# Start of RECORD SET
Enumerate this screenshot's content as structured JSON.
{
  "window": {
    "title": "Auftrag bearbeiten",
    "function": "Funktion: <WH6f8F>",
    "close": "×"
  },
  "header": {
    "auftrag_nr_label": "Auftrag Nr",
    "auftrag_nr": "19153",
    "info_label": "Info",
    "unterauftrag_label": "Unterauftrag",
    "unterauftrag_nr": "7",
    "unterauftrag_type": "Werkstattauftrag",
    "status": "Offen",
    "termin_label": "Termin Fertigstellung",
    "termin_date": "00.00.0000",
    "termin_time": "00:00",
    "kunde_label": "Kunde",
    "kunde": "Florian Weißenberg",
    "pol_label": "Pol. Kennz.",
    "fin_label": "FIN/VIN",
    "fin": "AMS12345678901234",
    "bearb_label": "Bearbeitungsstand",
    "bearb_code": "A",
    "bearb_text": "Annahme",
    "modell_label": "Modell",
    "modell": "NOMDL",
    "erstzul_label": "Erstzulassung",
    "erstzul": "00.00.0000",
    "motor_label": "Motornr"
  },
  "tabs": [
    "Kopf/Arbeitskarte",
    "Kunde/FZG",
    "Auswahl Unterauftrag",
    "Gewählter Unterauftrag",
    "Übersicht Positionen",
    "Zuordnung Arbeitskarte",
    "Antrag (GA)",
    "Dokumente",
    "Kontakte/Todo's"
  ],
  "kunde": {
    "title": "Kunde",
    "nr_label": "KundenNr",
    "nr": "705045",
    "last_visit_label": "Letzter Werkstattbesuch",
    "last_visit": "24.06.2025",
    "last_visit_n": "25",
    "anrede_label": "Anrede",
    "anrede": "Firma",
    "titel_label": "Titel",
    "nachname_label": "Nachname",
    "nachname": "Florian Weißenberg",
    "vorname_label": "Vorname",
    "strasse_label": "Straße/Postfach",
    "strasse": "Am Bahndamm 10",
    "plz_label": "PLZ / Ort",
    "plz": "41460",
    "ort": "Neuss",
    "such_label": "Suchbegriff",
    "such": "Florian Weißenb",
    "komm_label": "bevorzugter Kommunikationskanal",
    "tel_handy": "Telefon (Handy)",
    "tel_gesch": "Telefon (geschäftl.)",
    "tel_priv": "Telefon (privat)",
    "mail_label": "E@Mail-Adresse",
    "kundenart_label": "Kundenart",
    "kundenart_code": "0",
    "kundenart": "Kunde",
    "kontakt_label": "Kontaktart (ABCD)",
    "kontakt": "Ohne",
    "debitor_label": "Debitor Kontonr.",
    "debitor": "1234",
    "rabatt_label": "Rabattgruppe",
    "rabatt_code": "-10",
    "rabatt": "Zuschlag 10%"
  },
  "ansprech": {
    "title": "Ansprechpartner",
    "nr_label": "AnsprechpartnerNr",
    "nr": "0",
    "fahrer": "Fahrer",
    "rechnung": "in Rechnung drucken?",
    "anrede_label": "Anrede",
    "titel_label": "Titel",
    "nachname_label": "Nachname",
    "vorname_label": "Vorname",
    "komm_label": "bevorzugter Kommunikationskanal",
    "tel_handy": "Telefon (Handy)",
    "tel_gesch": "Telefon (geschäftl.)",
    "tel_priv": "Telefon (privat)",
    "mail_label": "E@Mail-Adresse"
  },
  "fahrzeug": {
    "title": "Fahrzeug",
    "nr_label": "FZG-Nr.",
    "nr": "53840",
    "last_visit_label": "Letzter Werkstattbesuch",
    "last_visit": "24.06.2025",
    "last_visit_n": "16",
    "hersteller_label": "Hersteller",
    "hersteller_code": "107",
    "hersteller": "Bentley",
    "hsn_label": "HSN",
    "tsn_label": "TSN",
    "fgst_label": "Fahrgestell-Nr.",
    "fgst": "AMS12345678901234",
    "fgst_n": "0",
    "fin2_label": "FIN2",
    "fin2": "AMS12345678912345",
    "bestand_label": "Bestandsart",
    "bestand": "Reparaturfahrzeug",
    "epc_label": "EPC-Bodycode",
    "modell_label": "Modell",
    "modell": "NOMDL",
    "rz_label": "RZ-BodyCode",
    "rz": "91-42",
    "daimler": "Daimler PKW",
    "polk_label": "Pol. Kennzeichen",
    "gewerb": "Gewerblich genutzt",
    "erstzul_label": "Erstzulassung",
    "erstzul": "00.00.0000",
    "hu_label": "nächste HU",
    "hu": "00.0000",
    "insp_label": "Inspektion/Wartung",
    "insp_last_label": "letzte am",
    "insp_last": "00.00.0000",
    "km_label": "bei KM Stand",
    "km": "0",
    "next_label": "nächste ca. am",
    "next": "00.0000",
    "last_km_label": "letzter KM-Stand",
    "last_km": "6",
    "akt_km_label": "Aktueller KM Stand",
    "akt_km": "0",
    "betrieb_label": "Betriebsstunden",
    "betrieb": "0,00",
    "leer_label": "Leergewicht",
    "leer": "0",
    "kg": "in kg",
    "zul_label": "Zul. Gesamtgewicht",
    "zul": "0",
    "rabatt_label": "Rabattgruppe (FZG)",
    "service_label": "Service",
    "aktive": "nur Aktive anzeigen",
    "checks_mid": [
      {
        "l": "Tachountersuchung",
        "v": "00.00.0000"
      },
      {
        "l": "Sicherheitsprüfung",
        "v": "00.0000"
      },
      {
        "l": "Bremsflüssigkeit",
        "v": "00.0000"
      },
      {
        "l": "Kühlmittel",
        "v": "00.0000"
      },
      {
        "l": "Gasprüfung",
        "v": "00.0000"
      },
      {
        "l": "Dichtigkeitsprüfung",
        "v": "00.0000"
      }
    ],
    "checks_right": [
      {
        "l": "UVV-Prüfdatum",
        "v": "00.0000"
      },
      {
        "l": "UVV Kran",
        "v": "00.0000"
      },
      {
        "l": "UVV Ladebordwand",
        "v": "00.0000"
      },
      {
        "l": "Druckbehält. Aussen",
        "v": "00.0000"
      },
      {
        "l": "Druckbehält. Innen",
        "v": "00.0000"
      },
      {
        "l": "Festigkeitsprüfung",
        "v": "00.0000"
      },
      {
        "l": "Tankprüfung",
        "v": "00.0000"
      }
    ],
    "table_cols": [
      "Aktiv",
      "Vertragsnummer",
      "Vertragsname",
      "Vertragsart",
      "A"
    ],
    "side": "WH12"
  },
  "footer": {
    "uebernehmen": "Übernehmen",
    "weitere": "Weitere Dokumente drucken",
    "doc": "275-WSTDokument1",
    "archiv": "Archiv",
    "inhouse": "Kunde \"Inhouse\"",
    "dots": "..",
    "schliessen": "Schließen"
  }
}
# End of RECORD SET
### WORK TO COMPLETE
Using the exact wording, write out all of the records.

### WORKED SOLUTION
Enumerate this screenshot's content as structured JSON.
{
  "window": {
    "title": "Auftrag bearbeiten",
    "function": "Funktion: <WH6f8F>",
    "close": "×"
  },
  "header": {
    "auftrag_nr_label": "Auftrag Nr",
    "auftrag_nr": "19153",
    "info_label": "Info",
    "unterauftrag_label": "Unterauftrag",
    "unterauftrag_nr": "7",
    "unterauftrag_type": "Werkstattauftrag",
    "status": "Offen",
    "termin_label": "Termin Fertigstellung",
    "termin_date": "00.00.0000",
    "termin_time": "00:00",
    "kunde_label": "Kunde",
    "kunde": "Florian Weißenberg",
    "pol_label": "Pol. Kennz.",
    "fin_label": "FIN/VIN",
    "fin": "AMS12345678901234",
    "bearb_label": "Bearbeitungsstand",
    "bearb_code": "A",
    "bearb_text": "Annahme",
    "modell_label": "Modell",
    "modell": "NOMDL",
    "erstzul_label": "Erstzulassung",
    "erstzul": "00.00.0000",
    "motor_label": "Motornr"
  },
  "tabs": [
    "Kopf/Arbeitskarte",
    "Kunde/FZG",
    "Auswahl Unterauftrag",
    "Gewählter Unterauftrag",
    "Übersicht Positionen",
    "Zuordnung Arbeitskarte",
    "Antrag (GA)",
    "Dokumente",
    "Kontakte/Todo's"
  ],
  "kunde": {
    "title": "Kunde",
    "nr_label": "KundenNr",
    "nr": "705045",
    "last_visit_label": "Letzter Werkstattbesuch",
    "last_visit": "24.06.2025",
    "last_visit_n": "25",
    "anrede_label": "Anrede",
    "anrede": "Firma",
    "titel_label": "Titel",
    "nachname_label": "Nachname",
    "nachname": "Florian Weißenberg",
    "vorname_label": "Vorname",
    "strasse_label": "Straße/Postfach",
    "strasse": "Am Bahndamm 10",
    "plz_label": "PLZ / Ort",
    "plz": "41460",
    "ort": "Neuss",
    "such_label": "Suchbegriff",
    "such": "Florian Weißenb",
    "komm_label": "bevorzugter Kommunikationskanal",
    "tel_handy": "Telefon (Handy)",
    "tel_gesch": "Telefon (geschäftl.)",
    "tel_priv": "Telefon (privat)",
    "mail_label": "E@Mail-Adresse",
    "kundenart_label": "Kundenart",
    "kundenart_code": "0",
    "kundenart": "Kunde",
    "kontakt_label": "Kontaktart (ABCD)",
    "kontakt": "Ohne",
    "debitor_label": "Debitor Kontonr.",
    "debitor": "1234",
    "rabatt_label": "Rabattgruppe",
    "rabatt_code": "-10",
    "rabatt": "Zuschlag 10%"
  },
  "ansprech": {
    "title": "Ansprechpartner",
    "nr_label": "AnsprechpartnerNr",
    "nr": "0",
    "fahrer": "Fahrer",
    "rechnung": "in Rechnung drucken?",
    "anrede_label": "Anrede",
    "titel_label": "Titel",
    "nachname_label": "Nachname",
    "vorname_label": "Vorname",
    "komm_label": "bevorzugter Kommunikationskanal",
    "tel_handy": "Telefon (Handy)",
    "tel_gesch": "Telefon (geschäftl.)",
    "tel_priv": "Telefon (privat)",
    "mail_label": "E@Mail-Adresse"
  },
  "fahrzeug": {
    "title": "Fahrzeug",
    "nr_label": "FZG-Nr.",
    "nr": "53840",
    "last_visit_label": "Letzter Werkstattbesuch",
    "last_visit": "24.06.2025",
    "last_visit_n": "16",
    "hersteller_label": "Hersteller",
    "hersteller_code": "107",
    "hersteller": "Bentley",
    "hsn_label": "HSN",
    "tsn_label": "TSN",
    "fgst_label": "Fahrgestell-Nr.",
    "fgst": "AMS12345678901234",
    "fgst_n": "0",
    "fin2_label": "FIN2",
    "fin2": "AMS12345678912345",
    "bestand_label": "Bestandsart",
    "bestand": "Reparaturfahrzeug",
    "epc_label": "EPC-Bodycode",
    "modell_label": "Modell",
    "modell": "NOMDL",
    "rz_label": "RZ-BodyCode",
    "rz": "91-42",
    "daimler": "Daimler PKW",
    "polk_label": "Pol. Kennzeichen",
    "gewerb": "Gewerblich genutzt",
    "erstzul_label": "Erstzulassung",
    "erstzul": "00.00.0000",
    "hu_label": "nächste HU",
    "hu": "00.0000",
    "insp_label": "Inspektion/Wartung",
    "insp_last_label": "letzte am",
    "insp_last": "00.00.0000",
    "km_label": "bei KM Stand",
    "km": "0",
    "next_label": "nächste ca. am",
    "next": "00.0000",
    "last_km_label": "letzter KM-Stand",
    "last_km": "6",
    "akt_km_label": "Aktueller KM Stand",
    "akt_km": "0",
    "betrieb_label": "Betriebsstunden",
    "betrieb": "0,00",
    "leer_label": "Leergewicht",
    "leer": "0",
    "kg": "in kg",
    "zul_label": "Zul. Gesamtgewicht",
    "zul": "0",
    "rabatt_label": "Rabattgruppe (FZG)",
    "service_label": "Service",
    "aktive": "nur Aktive anzeigen",
    "checks_mid": [
      {
        "l": "Tachountersuchung",
        "v": "00.00.0000"
      },
      {
        "l": "Sicherheitsprüfung",
        "v": "00.0000"
      },
      {
        "l": "Bremsflüssigkeit",
        "v": "00.0000"
      },
      {
        "l": "Kühlmittel",
        "v": "00.0000"
      },
      {
        "l": "Gasprüfung",
        "v": "00.0000"
      },
      {
        "l": "Dichtigkeitsprüfung",
        "v": "00.0000"
      }
    ],
    "checks_right": [
      {
        "l": "UVV-Prüfdatum",
        "v": "00.0000"
      },
      {
        "l": "UVV Kran",
        "v": "00.0000"
      },
      {
        "l": "UVV Ladebordwand",
        "v": "00.0000"
      },
      {
        "l": "Druckbehält. Aussen",
        "v": "00.0000"
      },
      {
        "l": "Druckbehält. Innen",
        "v": "00.0000"
      },
      {
        "l": "Festigkeitsprüfung",
        "v": "00.0000"
      },
      {
        "l": "Tankprüfung",
        "v": "00.0000"
      }
    ],
    "table_cols": [
      "Aktiv",
      "Vertragsnummer",
      "Vertragsname",
      "Vertragsart",
      "A"
    ],
    "side": "WH12"
  },
  "footer": {
    "uebernehmen": "Übernehmen",
    "weitere": "Weitere Dokumente drucken",
    "doc": "275-WSTDokument1",
    "archiv": "Archiv",
    "inhouse": "Kunde \"Inhouse\"",
    "dots": "..",
    "schliessen": "Schließen"
  }
}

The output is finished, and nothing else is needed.